Objective
All the data should come back exactly as it was given.

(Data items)
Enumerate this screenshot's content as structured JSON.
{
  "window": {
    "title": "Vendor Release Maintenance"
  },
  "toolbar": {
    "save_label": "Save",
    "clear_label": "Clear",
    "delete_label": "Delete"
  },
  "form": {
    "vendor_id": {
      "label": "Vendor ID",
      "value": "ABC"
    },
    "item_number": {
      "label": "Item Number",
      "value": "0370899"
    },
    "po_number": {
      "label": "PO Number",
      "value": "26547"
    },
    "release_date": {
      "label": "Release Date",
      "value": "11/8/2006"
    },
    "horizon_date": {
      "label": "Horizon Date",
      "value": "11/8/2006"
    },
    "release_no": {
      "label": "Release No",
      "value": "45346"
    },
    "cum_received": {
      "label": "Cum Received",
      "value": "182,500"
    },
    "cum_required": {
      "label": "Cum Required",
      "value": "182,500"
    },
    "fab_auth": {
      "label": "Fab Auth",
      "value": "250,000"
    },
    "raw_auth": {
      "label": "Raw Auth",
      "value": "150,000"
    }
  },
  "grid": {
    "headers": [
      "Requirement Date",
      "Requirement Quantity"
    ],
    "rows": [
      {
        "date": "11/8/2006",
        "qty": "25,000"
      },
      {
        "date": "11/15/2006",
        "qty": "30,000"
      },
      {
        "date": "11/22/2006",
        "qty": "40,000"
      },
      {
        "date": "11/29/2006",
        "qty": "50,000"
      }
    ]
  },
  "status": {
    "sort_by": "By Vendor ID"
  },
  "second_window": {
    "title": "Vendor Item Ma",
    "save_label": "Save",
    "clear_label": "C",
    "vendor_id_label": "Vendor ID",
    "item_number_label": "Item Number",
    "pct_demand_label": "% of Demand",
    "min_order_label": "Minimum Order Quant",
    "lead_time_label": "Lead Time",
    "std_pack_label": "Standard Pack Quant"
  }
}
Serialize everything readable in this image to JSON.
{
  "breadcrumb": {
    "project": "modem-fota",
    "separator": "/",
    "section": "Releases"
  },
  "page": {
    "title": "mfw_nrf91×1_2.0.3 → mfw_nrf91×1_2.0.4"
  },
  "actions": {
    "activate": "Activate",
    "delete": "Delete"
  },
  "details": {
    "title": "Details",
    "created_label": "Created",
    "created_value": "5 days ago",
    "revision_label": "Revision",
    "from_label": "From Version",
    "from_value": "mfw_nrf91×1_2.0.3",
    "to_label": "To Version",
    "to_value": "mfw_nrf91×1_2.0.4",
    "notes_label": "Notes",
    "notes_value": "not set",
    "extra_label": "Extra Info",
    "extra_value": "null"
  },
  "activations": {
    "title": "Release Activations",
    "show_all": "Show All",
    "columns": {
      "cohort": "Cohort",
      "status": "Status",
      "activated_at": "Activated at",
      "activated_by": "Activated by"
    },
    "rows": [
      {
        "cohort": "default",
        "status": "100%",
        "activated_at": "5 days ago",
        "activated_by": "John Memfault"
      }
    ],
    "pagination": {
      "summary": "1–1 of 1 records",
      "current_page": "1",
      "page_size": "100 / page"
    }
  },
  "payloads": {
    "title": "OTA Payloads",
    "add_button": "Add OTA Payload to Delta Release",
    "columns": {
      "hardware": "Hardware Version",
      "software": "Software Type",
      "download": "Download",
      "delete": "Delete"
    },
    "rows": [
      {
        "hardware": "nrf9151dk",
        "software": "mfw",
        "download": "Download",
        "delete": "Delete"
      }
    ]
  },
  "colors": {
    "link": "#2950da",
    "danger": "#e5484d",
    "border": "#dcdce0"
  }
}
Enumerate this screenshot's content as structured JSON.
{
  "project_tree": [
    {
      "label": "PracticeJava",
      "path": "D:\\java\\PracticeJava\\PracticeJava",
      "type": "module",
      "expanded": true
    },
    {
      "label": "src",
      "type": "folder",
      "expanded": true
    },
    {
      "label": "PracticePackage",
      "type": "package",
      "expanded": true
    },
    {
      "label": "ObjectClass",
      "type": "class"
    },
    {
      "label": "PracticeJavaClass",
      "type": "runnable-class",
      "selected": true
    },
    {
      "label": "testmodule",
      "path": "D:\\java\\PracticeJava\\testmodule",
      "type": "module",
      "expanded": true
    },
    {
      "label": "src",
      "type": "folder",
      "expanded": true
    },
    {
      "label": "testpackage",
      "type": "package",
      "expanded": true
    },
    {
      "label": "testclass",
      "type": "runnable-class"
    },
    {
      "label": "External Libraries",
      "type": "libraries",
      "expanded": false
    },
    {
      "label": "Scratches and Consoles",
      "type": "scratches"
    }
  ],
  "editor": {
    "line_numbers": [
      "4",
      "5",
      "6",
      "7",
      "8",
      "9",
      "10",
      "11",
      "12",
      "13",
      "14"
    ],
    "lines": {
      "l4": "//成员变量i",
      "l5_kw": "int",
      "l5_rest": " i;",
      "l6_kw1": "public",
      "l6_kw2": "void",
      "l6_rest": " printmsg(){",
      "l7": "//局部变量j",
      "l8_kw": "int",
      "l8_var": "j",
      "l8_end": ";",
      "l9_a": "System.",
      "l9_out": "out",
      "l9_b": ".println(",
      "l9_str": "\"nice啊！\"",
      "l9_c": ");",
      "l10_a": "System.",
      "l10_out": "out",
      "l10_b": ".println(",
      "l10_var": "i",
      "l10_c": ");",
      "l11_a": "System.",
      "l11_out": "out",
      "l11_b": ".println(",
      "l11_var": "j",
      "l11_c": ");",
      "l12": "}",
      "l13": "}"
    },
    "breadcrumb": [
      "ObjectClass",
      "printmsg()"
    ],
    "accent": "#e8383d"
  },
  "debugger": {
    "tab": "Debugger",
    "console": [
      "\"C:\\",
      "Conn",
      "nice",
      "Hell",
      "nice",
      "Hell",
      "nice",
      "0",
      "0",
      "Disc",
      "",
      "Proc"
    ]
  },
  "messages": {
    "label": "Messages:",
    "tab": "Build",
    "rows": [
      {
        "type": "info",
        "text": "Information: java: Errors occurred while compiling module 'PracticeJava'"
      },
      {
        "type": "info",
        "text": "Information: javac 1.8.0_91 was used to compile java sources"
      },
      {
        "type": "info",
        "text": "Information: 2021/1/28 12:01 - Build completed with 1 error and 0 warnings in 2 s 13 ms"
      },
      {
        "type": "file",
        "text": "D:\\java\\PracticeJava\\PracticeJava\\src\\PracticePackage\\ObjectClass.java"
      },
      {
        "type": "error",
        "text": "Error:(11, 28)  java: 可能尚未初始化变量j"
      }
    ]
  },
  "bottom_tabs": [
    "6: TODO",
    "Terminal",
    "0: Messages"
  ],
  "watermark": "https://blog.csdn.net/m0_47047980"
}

Result
Enumerate this screenshot's content as structured JSON.
{
  "window": {
    "title": "Vendor Release Maintenance"
  },
  "toolbar": {
    "save_label": "Save",
    "clear_label": "Clear",
    "delete_label": "Delete"
  },
  "form": {
    "vendor_id": {
      "label": "Vendor ID",
      "value": "ABC"
    },
    "item_number": {
      "label": "Item Number",
      "value": "0370899"
    },
    "po_number": {
      "label": "PO Number",
      "value": "26547"
    },
    "release_date": {
      "label": "Release Date",
      "value": "11/8/2006"
    },
    "horizon_date": {
      "label": "Horizon Date",
      "value": "11/8/2006"
    },
    "release_no": {
      "label": "Release No",
      "value": "45346"
    },
    "cum_received": {
      "label": "Cum Received",
      "value": "182,500"
    },
    "cum_required": {
      "label": "Cum Required",
      "value": "182,500"
    },
    "fab_auth": {
      "label": "Fab Auth",
      "value": "250,000"
    },
    "raw_auth": {
      "label": "Raw Auth",
      "value": "150,000"
    }
  },
  "grid": {
    "headers": [
      "Requirement Date",
      "Requirement Quantity"
    ],
    "rows": [
      {
        "date": "11/8/2006",
        "qty": "25,000"
      },
      {
        "date": "11/15/2006",
        "qty": "30,000"
      },
      {
        "date": "11/22/2006",
        "qty": "40,000"
      },
      {
        "date": "11/29/2006",
        "qty": "50,000"
      }
    ]
  },
  "status": {
    "sort_by": "By Vendor ID"
  },
  "second_window": {
    "title": "Vendor Item Ma",
    "save_label": "Save",
    "clear_label": "C",
    "vendor_id_label": "Vendor ID",
    "item_number_label": "Item Number",
    "pct_demand_label": "% of Demand",
    "min_order_label": "Minimum Order Quant",
    "lead_time_label": "Lead Time",
    "std_pack_label": "Standard Pack Quant"
  }
}
Serialize everything readable in this image to JSON.
{
  "breadcrumb": {
    "project": "modem-fota",
    "separator": "/",
    "section": "Releases"
  },
  "page": {
    "title": "mfw_nrf91×1_2.0.3 → mfw_nrf91×1_2.0.4"
  },
  "actions": {
    "activate": "Activate",
    "delete": "Delete"
  },
  "details": {
    "title": "Details",
    "created_label": "Created",
    "created_value": "5 days ago",
    "revision_label": "Revision",
    "from_label": "From Version",
    "from_value": "mfw_nrf91×1_2.0.3",
    "to_label": "To Version",
    "to_value": "mfw_nrf91×1_2.0.4",
    "notes_label": "Notes",
    "notes_value": "not set",
    "extra_label": "Extra Info",
    "extra_value": "null"
  },
  "activations": {
    "title": "Release Activations",
    "show_all": "Show All",
    "columns": {
      "cohort": "Cohort",
      "status": "Status",
      "activated_at": "Activated at",
      "activated_by": "Activated by"
    },
    "rows": [
      {
        "cohort": "default",
        "status": "100%",
        "activated_at": "5 days ago",
        "activated_by": "John Memfault"
      }
    ],
    "pagination": {
      "summary": "1–1 of 1 records",
      "current_page": "1",
      "page_size": "100 / page"
    }
  },
  "payloads": {
    "title": "OTA Payloads",
    "add_button": "Add OTA Payload to Delta Release",
    "columns": {
      "hardware": "Hardware Version",
      "software": "Software Type",
      "download": "Download",
      "delete": "Delete"
    },
    "rows": [
      {
        "hardware": "nrf9151dk",
        "software": "mfw",
        "download": "Download",
        "delete": "Delete"
      }
    ]
  },
  "colors": {
    "link": "#2950da",
    "danger": "#e5484d",
    "border": "#dcdce0"
  }
}
Enumerate this screenshot's content as structured JSON.
{
  "project_tree": [
    {
      "label": "PracticeJava",
      "path": "D:\\java\\PracticeJava\\PracticeJava",
      "type": "module",
      "expanded": true
    },
    {
      "label": "src",
      "type": "folder",
      "expanded": true
    },
    {
      "label": "PracticePackage",
      "type": "package",
      "expanded": true
    },
    {
      "label": "ObjectClass",
      "type": "class"
    },
    {
      "label": "PracticeJavaClass",
      "type": "runnable-class",
      "selected": true
    },
    {
      "label": "testmodule",
      "path": "D:\\java\\PracticeJava\\testmodule",
      "type": "module",
      "expanded": true
    },
    {
      "label": "src",
      "type": "folder",
      "expanded": true
    },
    {
      "label": "testpackage",
      "type": "package",
      "expanded": true
    },
    {
      "label": "testclass",
      "type": "runnable-class"
    },
    {
      "label": "External Libraries",
      "type": "libraries",
      "expanded": false
    },
    {
      "label": "Scratches and Consoles",
      "type": "scratches"
    }
  ],
  "editor": {
    "line_numbers": [
      "4",
      "5",
      "6",
      "7",
      "8",
      "9",
      "10",
      "11",
      "12",
      "13",
      "14"
    ],
    "lines": {
      "l4": "//成员变量i",
      "l5_kw": "int",
      "l5_rest": " i;",
      "l6_kw1": "public",
      "l6_kw2": "void",
      "l6_rest": " printmsg(){",
      "l7": "//局部变量j",
      "l8_kw": "int",
      "l8_var": "j",
      "l8_end": ";",
      "l9_a": "System.",
      "l9_out": "out",
      "l9_b": ".println(",
      "l9_str": "\"nice啊！\"",
      "l9_c": ");",
      "l10_a": "System.",
      "l10_out": "out",
      "l10_b": ".println(",
      "l10_var": "i",
      "l10_c": ");",
      "l11_a": "System.",
      "l11_out": "out",
      "l11_b": ".println(",
      "l11_var": "j",
      "l11_c": ");",
      "l12": "}",
      "l13": "}"
    },
    "breadcrumb": [
      "ObjectClass",
      "printmsg()"
    ],
    "accent": "#e8383d"
  },
  "debugger": {
    "tab": "Debugger",
    "console": [
      "\"C:\\",
      "Conn",
      "nice",
      "Hell",
      "nice",
      "Hell",
      "nice",
      "0",
      "0",
      "Disc",
      "",
      "Proc"
    ]
  },
  "messages": {
    "label": "Messages:",
    "tab": "Build",
    "rows": [
      {
        "type": "info",
        "text": "Information: java: Errors occurred while compiling module 'PracticeJava'"
      },
      {
        "type": "info",
        "text": "Information: javac 1.8.0_91 was used to compile java sources"
      },
      {
        "type": "info",
        "text": "Information: 2021/1/28 12:01 - Build completed with 1 error and 0 warnings in 2 s 13 ms"
      },
      {
        "type": "file",
        "text": "D:\\java\\PracticeJava\\PracticeJava\\src\\PracticePackage\\ObjectClass.java"
      },
      {
        "type": "error",
        "text": "Error:(11, 28)  java: 可能尚未初始化变量j"
      }
    ]
  },
  "bottom_tabs": [
    "6: TODO",
    "Terminal",
    "0: Messages"
  ],
  "watermark": "https://blog.csdn.net/m0_47047980"
}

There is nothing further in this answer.